Your task is to copy every record exactly.

(Collected data)
▼

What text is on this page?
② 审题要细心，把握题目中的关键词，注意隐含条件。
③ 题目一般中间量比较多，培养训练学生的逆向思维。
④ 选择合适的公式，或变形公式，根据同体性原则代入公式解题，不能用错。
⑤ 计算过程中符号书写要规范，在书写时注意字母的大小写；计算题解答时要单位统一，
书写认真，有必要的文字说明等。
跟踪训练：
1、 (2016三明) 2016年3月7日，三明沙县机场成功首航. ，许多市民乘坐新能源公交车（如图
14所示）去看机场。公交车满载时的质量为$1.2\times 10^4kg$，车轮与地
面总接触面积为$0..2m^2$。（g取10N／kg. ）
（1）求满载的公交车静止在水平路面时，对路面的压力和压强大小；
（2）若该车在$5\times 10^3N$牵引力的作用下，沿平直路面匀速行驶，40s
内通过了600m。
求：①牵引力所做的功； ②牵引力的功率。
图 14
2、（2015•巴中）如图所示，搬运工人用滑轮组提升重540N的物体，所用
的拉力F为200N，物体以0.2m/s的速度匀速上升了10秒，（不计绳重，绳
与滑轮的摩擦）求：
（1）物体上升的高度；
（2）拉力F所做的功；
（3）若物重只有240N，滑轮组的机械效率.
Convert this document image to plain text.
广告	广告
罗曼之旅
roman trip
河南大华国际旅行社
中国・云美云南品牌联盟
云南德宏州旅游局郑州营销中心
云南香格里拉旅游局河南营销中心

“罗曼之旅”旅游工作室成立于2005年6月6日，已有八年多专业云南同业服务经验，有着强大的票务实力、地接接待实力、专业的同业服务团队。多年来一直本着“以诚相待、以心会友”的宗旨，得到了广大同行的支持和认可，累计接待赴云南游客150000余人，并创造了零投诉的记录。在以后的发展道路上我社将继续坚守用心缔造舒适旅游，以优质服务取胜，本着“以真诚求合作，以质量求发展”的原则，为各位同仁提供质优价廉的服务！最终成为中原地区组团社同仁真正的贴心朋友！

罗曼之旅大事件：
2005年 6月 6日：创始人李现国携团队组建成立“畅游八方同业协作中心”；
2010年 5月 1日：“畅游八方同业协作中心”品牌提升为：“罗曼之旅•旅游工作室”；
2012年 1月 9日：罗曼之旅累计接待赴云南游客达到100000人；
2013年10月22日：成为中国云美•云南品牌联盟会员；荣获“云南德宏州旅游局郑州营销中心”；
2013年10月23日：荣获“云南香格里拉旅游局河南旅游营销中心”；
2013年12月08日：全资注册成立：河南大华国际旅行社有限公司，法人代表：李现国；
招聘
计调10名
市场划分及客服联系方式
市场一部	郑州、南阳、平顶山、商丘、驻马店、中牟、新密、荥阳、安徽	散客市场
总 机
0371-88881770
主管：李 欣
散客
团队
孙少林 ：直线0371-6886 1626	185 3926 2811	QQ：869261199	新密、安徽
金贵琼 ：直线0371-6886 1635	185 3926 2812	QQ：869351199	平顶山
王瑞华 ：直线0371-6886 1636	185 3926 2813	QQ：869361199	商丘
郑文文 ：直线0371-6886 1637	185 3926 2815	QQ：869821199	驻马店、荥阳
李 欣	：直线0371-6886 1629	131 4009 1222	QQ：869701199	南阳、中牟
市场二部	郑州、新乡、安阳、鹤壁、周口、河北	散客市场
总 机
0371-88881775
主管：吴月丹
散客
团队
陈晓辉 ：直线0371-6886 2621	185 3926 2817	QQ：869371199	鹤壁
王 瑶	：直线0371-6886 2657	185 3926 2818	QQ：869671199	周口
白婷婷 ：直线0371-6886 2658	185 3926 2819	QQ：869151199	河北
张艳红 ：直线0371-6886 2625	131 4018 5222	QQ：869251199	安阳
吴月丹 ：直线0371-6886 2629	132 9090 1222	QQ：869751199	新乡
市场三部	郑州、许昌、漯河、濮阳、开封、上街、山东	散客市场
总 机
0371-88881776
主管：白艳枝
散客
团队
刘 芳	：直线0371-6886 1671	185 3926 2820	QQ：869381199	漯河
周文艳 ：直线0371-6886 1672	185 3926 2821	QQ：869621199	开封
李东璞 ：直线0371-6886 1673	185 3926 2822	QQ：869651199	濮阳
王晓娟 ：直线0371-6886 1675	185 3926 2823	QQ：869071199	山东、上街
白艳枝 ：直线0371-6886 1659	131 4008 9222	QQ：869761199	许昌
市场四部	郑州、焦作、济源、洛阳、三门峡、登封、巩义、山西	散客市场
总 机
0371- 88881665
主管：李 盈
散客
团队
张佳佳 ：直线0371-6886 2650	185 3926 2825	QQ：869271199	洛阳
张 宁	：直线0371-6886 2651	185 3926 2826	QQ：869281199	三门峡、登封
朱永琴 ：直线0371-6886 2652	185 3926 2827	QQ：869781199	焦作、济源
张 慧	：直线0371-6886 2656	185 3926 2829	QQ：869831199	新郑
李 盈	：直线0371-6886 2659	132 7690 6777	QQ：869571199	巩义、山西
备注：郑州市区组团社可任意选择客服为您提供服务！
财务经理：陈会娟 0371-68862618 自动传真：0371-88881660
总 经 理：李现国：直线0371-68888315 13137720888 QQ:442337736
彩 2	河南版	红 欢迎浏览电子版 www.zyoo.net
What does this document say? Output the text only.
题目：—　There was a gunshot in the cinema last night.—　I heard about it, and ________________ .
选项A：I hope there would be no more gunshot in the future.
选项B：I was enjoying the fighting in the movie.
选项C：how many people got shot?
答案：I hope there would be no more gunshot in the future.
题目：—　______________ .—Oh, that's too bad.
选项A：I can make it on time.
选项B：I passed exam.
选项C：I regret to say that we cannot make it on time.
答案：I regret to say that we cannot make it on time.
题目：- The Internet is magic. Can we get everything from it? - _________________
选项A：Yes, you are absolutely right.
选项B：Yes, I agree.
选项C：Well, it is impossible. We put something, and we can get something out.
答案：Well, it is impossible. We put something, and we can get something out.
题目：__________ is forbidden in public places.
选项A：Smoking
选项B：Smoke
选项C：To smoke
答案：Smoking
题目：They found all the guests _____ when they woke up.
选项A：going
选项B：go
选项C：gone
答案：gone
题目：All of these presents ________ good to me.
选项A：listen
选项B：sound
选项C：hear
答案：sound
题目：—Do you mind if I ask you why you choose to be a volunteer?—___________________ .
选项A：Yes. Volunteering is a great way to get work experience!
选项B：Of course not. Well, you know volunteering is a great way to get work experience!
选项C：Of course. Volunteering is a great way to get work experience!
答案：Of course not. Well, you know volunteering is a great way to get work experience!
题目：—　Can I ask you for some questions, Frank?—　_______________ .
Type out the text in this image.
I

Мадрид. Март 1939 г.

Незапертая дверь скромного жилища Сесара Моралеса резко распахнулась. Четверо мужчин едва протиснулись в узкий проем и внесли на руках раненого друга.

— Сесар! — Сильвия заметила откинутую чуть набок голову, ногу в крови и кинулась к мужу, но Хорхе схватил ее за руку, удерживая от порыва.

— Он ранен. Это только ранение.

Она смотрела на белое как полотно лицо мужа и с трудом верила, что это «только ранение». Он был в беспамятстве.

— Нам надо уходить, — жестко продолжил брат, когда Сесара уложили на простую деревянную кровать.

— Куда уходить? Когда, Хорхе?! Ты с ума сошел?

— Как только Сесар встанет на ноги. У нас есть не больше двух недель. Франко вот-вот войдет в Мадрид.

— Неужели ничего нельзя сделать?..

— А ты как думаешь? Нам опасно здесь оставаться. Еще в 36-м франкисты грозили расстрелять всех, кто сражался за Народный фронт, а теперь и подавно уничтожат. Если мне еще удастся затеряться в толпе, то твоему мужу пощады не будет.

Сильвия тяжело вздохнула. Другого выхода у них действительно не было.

▲

■ **The output**:
What text is on this page?
② 审题要细心，把握题目中的关键词，注意隐含条件。
③ 题目一般中间量比较多，培养训练学生的逆向思维。
④ 选择合适的公式，或变形公式，根据同体性原则代入公式解题，不能用错。
⑤ 计算过程中符号书写要规范，在书写时注意字母的大小写；计算题解答时要单位统一，
书写认真，有必要的文字说明等。
跟踪训练：
1、 (2016三明) 2016年3月7日，三明沙县机场成功首航. ，许多市民乘坐新能源公交车（如图
14所示）去看机场。公交车满载时的质量为$1.2\times 10^4kg$，车轮与地
面总接触面积为$0..2m^2$。（g取10N／kg. ）
（1）求满载的公交车静止在水平路面时，对路面的压力和压强大小；
（2）若该车在$5\times 10^3N$牵引力的作用下，沿平直路面匀速行驶，40s
内通过了600m。
求：①牵引力所做的功； ②牵引力的功率。
图 14
2、（2015•巴中）如图所示，搬运工人用滑轮组提升重540N的物体，所用
的拉力F为200N，物体以0.2m/s的速度匀速上升了10秒，（不计绳重，绳
与滑轮的摩擦）求：
（1）物体上升的高度；
（2）拉力F所做的功；
（3）若物重只有240N，滑轮组的机械效率.
Convert this document image to plain text.
广告	广告
罗曼之旅
roman trip
河南大华国际旅行社
中国・云美云南品牌联盟
云南德宏州旅游局郑州营销中心
云南香格里拉旅游局河南营销中心

“罗曼之旅”旅游工作室成立于2005年6月6日，已有八年多专业云南同业服务经验，有着强大的票务实力、地接接待实力、专业的同业服务团队。多年来一直本着“以诚相待、以心会友”的宗旨，得到了广大同行的支持和认可，累计接待赴云南游客150000余人，并创造了零投诉的记录。在以后的发展道路上我社将继续坚守用心缔造舒适旅游，以优质服务取胜，本着“以真诚求合作，以质量求发展”的原则，为各位同仁提供质优价廉的服务！最终成为中原地区组团社同仁真正的贴心朋友！

罗曼之旅大事件：
2005年 6月 6日：创始人李现国携团队组建成立“畅游八方同业协作中心”；
2010年 5月 1日：“畅游八方同业协作中心”品牌提升为：“罗曼之旅•旅游工作室”；
2012年 1月 9日：罗曼之旅累计接待赴云南游客达到100000人；
2013年10月22日：成为中国云美•云南品牌联盟会员；荣获“云南德宏州旅游局郑州营销中心”；
2013年10月23日：荣获“云南香格里拉旅游局河南旅游营销中心”；
2013年12月08日：全资注册成立：河南大华国际旅行社有限公司，法人代表：李现国；
招聘
计调10名
市场划分及客服联系方式
市场一部	郑州、南阳、平顶山、商丘、驻马店、中牟、新密、荥阳、安徽	散客市场
总 机
0371-88881770
主管：李 欣
散客
团队
孙少林 ：直线0371-6886 1626	185 3926 2811	QQ：869261199	新密、安徽
金贵琼 ：直线0371-6886 1635	185 3926 2812	QQ：869351199	平顶山
王瑞华 ：直线0371-6886 1636	185 3926 2813	QQ：869361199	商丘
郑文文 ：直线0371-6886 1637	185 3926 2815	QQ：869821199	驻马店、荥阳
李 欣	：直线0371-6886 1629	131 4009 1222	QQ：869701199	南阳、中牟
市场二部	郑州、新乡、安阳、鹤壁、周口、河北	散客市场
总 机
0371-88881775
主管：吴月丹
散客
团队
陈晓辉 ：直线0371-6886 2621	185 3926 2817	QQ：869371199	鹤壁
王 瑶	：直线0371-6886 2657	185 3926 2818	QQ：869671199	周口
白婷婷 ：直线0371-6886 2658	185 3926 2819	QQ：869151199	河北
张艳红 ：直线0371-6886 2625	131 4018 5222	QQ：869251199	安阳
吴月丹 ：直线0371-6886 2629	132 9090 1222	QQ：869751199	新乡
市场三部	郑州、许昌、漯河、濮阳、开封、上街、山东	散客市场
总 机
0371-88881776
主管：白艳枝
散客
团队
刘 芳	：直线0371-6886 1671	185 3926 2820	QQ：869381199	漯河
周文艳 ：直线0371-6886 1672	185 3926 2821	QQ：869621199	开封
李东璞 ：直线0371-6886 1673	185 3926 2822	QQ：869651199	濮阳
王晓娟 ：直线0371-6886 1675	185 3926 2823	QQ：869071199	山东、上街
白艳枝 ：直线0371-6886 1659	131 4008 9222	QQ：869761199	许昌
市场四部	郑州、焦作、济源、洛阳、三门峡、登封、巩义、山西	散客市场
总 机
0371- 88881665
主管：李 盈
散客
团队
张佳佳 ：直线0371-6886 2650	185 3926 2825	QQ：869271199	洛阳
张 宁	：直线0371-6886 2651	185 3926 2826	QQ：869281199	三门峡、登封
朱永琴 ：直线0371-6886 2652	185 3926 2827	QQ：869781199	焦作、济源
张 慧	：直线0371-6886 2656	185 3926 2829	QQ：869831199	新郑
李 盈	：直线0371-6886 2659	132 7690 6777	QQ：869571199	巩义、山西
备注：郑州市区组团社可任意选择客服为您提供服务！
财务经理：陈会娟 0371-68862618 自动传真：0371-88881660
总 经 理：李现国：直线0371-68888315 13137720888 QQ:442337736
彩 2	河南版	红 欢迎浏览电子版 www.zyoo.net
What does this document say? Output the text only.
题目：—　There was a gunshot in the cinema last night.—　I heard about it, and ________________ .
选项A：I hope there would be no more gunshot in the future.
选项B：I was enjoying the fighting in the movie.
选项C：how many people got shot?
答案：I hope there would be no more gunshot in the future.
题目：—　______________ .—Oh, that's too bad.
选项A：I can make it on time.
选项B：I passed exam.
选项C：I regret to say that we cannot make it on time.
答案：I regret to say that we cannot make it on time.
题目：- The Internet is magic. Can we get everything from it? - _________________
选项A：Yes, you are absolutely right.
选项B：Yes, I agree.
选项C：Well, it is impossible. We put something, and we can get something out.
答案：Well, it is impossible. We put something, and we can get something out.
题目：__________ is forbidden in public places.
选项A：Smoking
选项B：Smoke
选项C：To smoke
答案：Smoking
题目：They found all the guests _____ when they woke up.
选项A：going
选项B：go
选项C：gone
答案：gone
题目：All of these presents ________ good to me.
选项A：listen
选项B：sound
选项C：hear
答案：sound
题目：—Do you mind if I ask you why you choose to be a volunteer?—___________________ .
选项A：Yes. Volunteering is a great way to get work experience!
选项B：Of course not. Well, you know volunteering is a great way to get work experience!
选项C：Of course. Volunteering is a great way to get work experience!
答案：Of course not. Well, you know volunteering is a great way to get work experience!
题目：—　Can I ask you for some questions, Frank?—　_______________ .
Type out the text in this image.
I

Мадрид. Март 1939 г.

Незапертая дверь скромного жилища Сесара Моралеса резко распахнулась. Четверо мужчин едва протиснулись в узкий проем и внесли на руках раненого друга.

— Сесар! — Сильвия заметила откинутую чуть набок голову, ногу в крови и кинулась к мужу, но Хорхе схватил ее за руку, удерживая от порыва.

— Он ранен. Это только ранение.

Она смотрела на белое как полотно лицо мужа и с трудом верила, что это «только ранение». Он был в беспамятстве.

— Нам надо уходить, — жестко продолжил брат, когда Сесара уложили на простую деревянную кровать.

— Куда уходить? Когда, Хорхе?! Ты с ума сошел?

— Как только Сесар встанет на ноги. У нас есть не больше двух недель. Франко вот-вот войдет в Мадрид.

— Неужели ничего нельзя сделать?..

— А ты как думаешь? Нам опасно здесь оставаться. Еще в 36-м франкисты грозили расстрелять всех, кто сражался за Народный фронт, а теперь и подавно уничтожат. Если мне еще удастся затеряться в толпе, то твоему мужу пощады не будет.

Сильвия тяжело вздохнула. Другого выхода у них действительно не было.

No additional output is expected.